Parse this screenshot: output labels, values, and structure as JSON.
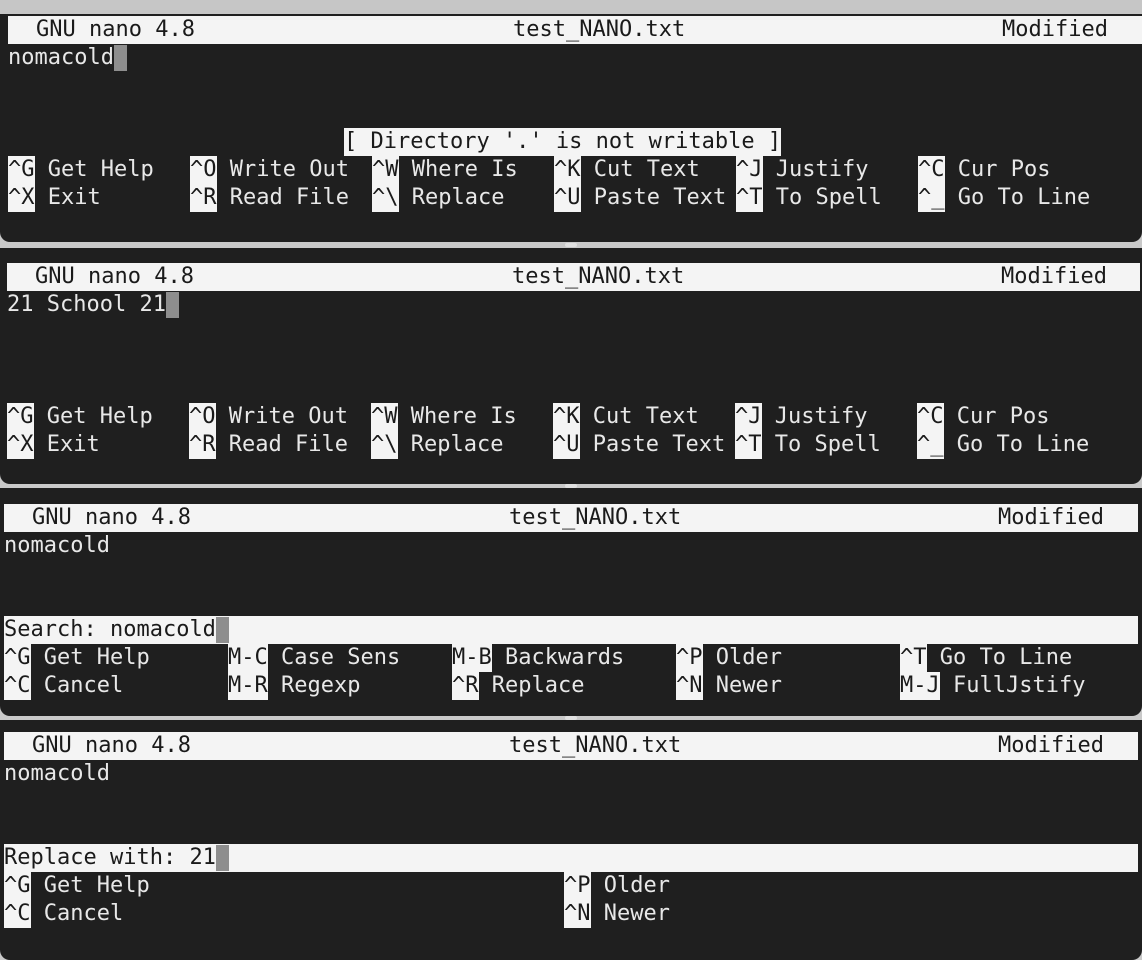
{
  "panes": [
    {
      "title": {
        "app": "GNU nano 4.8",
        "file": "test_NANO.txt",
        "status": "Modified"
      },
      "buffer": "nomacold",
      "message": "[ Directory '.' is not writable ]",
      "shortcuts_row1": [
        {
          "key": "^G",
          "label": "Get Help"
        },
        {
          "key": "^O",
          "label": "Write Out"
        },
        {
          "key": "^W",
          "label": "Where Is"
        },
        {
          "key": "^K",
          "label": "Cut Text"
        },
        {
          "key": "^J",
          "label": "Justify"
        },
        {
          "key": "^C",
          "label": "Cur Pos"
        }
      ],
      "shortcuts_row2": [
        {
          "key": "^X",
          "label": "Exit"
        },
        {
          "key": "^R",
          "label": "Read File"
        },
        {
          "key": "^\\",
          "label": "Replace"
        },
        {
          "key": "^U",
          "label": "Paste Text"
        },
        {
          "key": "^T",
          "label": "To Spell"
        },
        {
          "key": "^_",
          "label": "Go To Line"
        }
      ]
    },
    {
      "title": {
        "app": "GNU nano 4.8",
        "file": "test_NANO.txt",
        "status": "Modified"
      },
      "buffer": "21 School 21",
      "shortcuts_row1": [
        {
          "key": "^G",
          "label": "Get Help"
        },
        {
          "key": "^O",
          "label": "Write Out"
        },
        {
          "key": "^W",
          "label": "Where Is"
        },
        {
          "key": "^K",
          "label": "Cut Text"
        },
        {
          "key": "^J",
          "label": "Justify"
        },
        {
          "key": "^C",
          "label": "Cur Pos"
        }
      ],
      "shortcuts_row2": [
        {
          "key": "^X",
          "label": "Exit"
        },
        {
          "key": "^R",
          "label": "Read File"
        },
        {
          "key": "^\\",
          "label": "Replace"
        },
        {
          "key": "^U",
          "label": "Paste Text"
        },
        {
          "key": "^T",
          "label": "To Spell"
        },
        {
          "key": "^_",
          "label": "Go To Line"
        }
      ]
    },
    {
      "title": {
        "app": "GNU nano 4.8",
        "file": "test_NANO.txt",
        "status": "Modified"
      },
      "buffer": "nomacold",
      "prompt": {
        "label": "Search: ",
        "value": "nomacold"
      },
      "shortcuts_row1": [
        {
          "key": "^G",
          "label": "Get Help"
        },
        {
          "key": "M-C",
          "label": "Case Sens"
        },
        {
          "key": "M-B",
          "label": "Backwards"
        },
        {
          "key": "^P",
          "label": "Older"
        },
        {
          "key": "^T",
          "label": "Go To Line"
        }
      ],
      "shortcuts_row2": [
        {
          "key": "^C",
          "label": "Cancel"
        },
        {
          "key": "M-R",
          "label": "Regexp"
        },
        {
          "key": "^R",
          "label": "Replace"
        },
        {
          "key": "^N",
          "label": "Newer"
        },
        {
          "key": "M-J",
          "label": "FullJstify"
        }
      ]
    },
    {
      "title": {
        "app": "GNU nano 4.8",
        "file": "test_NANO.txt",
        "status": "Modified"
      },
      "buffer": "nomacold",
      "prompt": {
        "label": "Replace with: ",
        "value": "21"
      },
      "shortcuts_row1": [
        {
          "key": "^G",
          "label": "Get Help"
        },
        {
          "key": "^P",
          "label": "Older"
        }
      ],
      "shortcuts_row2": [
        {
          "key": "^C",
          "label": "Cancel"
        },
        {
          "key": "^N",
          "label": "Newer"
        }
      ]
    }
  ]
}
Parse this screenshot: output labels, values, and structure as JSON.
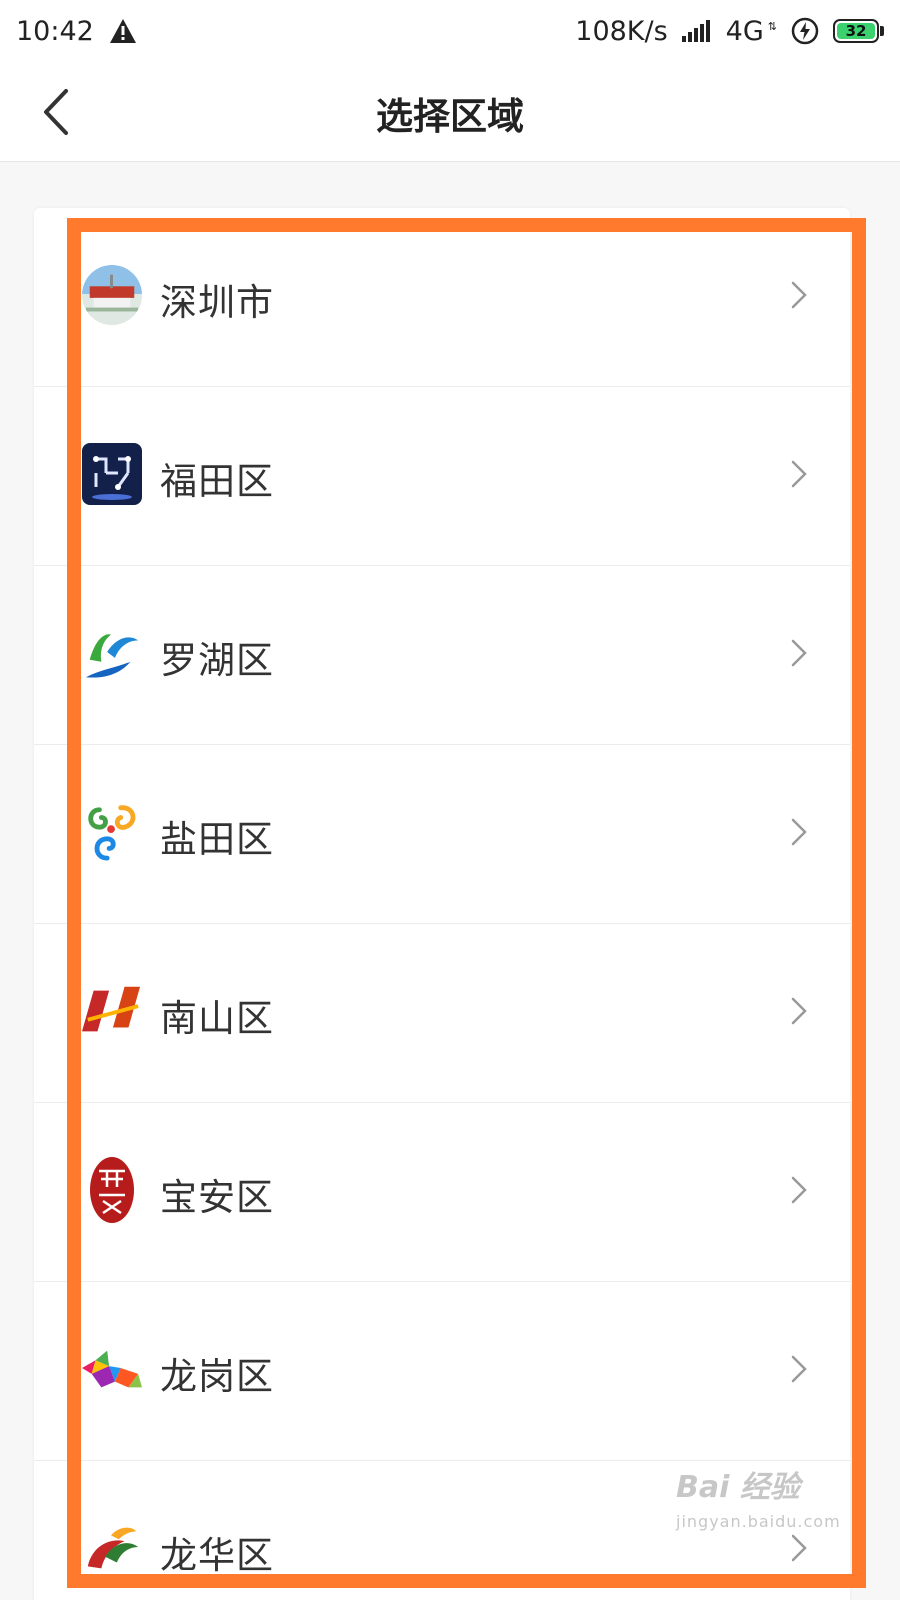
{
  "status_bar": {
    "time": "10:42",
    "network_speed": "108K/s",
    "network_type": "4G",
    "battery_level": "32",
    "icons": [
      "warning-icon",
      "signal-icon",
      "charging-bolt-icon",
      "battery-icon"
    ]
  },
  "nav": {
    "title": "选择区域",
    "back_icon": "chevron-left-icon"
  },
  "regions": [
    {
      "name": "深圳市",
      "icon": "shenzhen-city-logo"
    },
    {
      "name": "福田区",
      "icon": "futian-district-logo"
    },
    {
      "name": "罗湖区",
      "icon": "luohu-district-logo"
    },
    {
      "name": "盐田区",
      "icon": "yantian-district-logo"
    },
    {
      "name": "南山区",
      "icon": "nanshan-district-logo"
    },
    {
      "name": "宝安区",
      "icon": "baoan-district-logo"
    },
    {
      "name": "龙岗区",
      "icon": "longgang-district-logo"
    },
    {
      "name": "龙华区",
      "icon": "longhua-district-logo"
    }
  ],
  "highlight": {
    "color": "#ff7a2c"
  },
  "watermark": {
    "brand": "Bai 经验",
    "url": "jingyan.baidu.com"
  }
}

———

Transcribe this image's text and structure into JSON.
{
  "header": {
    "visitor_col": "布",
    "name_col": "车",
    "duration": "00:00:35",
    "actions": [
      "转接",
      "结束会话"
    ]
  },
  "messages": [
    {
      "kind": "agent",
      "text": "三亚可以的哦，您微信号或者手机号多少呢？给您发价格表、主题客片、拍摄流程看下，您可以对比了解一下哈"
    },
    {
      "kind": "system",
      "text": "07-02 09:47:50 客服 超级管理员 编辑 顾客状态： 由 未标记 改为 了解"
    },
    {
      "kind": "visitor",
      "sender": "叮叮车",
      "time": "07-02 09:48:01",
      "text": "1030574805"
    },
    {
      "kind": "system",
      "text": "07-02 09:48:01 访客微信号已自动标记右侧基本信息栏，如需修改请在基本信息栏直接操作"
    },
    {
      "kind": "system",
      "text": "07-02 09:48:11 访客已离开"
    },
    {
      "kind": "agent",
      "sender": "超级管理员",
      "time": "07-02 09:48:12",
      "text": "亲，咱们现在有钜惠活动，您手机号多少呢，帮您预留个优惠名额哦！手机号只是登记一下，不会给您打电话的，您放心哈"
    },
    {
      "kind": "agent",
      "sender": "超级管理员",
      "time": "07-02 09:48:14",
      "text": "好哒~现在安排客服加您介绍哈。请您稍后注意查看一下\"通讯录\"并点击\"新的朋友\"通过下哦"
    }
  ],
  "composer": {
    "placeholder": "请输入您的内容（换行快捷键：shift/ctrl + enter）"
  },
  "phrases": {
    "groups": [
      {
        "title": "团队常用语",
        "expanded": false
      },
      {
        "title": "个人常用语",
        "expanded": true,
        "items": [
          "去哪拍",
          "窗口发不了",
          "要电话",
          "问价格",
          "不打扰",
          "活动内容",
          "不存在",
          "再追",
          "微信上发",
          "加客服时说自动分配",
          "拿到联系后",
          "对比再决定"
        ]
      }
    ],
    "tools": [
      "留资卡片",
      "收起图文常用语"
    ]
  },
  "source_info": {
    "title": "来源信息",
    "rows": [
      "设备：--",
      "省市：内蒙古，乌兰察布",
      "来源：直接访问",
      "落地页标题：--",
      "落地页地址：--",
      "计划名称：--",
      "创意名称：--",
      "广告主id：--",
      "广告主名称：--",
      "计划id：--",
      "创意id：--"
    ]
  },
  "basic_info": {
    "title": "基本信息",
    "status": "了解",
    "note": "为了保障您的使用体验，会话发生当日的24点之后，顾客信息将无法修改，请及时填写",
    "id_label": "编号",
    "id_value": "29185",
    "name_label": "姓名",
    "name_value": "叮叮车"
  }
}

———

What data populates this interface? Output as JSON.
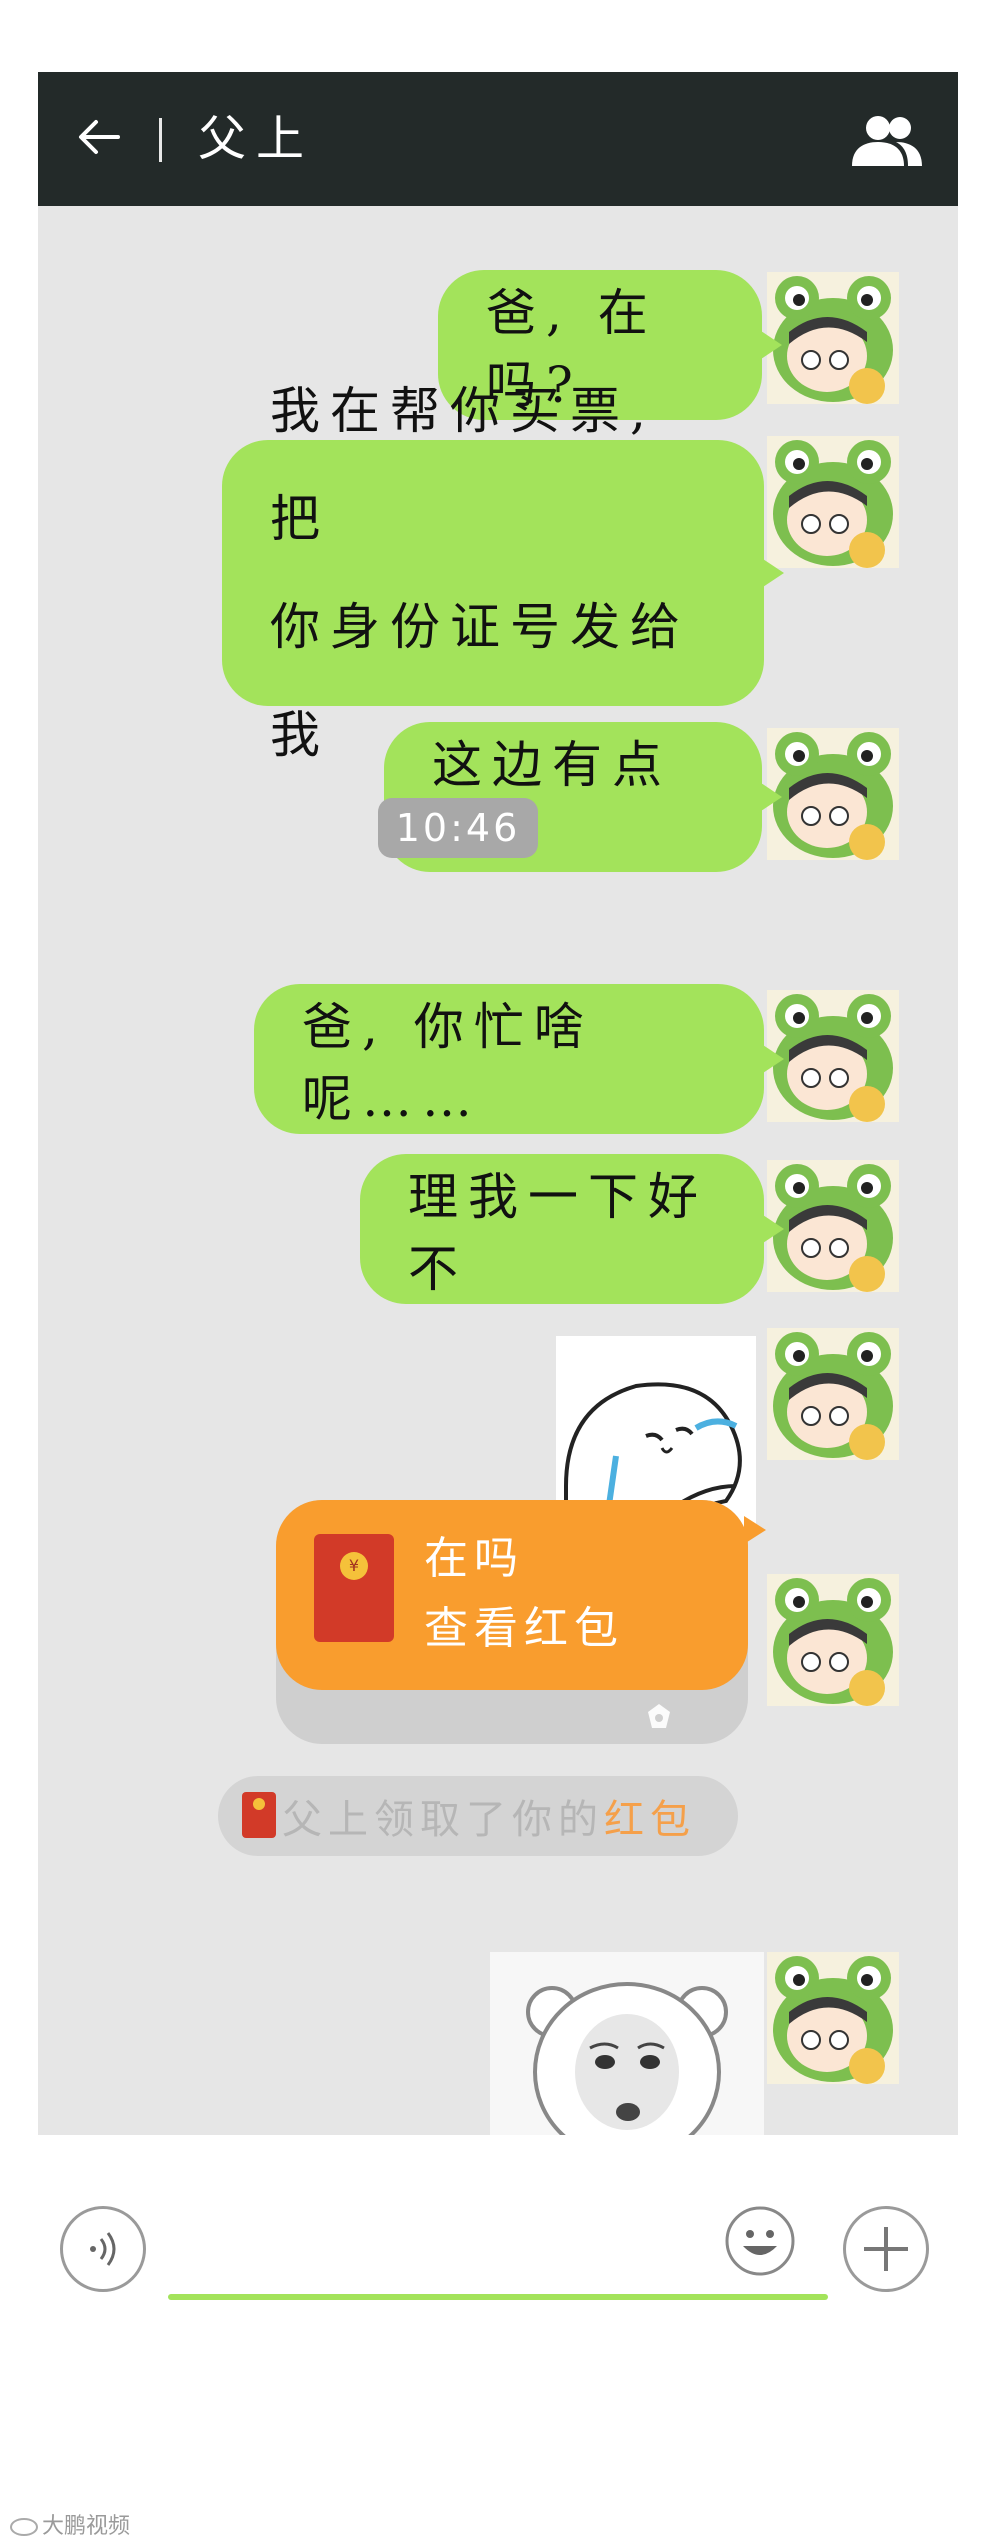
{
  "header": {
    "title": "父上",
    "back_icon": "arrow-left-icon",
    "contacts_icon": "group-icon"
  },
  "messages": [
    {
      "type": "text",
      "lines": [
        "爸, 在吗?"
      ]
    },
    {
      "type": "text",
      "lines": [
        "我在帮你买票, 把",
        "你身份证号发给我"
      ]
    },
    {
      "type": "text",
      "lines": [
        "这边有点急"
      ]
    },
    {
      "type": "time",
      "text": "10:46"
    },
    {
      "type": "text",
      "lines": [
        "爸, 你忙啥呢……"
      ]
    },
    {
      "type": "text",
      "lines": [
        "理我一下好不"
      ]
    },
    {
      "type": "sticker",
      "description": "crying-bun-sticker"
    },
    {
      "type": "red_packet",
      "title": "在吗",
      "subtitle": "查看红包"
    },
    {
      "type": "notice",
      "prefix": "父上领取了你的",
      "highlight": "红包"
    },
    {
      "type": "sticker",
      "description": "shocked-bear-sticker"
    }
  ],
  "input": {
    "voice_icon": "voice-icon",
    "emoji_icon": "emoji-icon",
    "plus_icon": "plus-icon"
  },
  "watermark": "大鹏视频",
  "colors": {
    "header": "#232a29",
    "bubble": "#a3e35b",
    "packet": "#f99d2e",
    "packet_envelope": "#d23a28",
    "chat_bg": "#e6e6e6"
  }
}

———

TO BE DONE →
Search the data above for the word "logo", then gather each line in which it appears.

FULL OUTPUT →
      "icon": "shenzhen-city-logo"
      "icon": "futian-district-logo"
      "icon": "luohu-district-logo"
      "icon": "yantian-district-logo"
      "icon": "nanshan-district-logo"
      "icon": "baoan-district-logo"
      "icon": "longgang-district-logo"
      "icon": "longhua-district-logo"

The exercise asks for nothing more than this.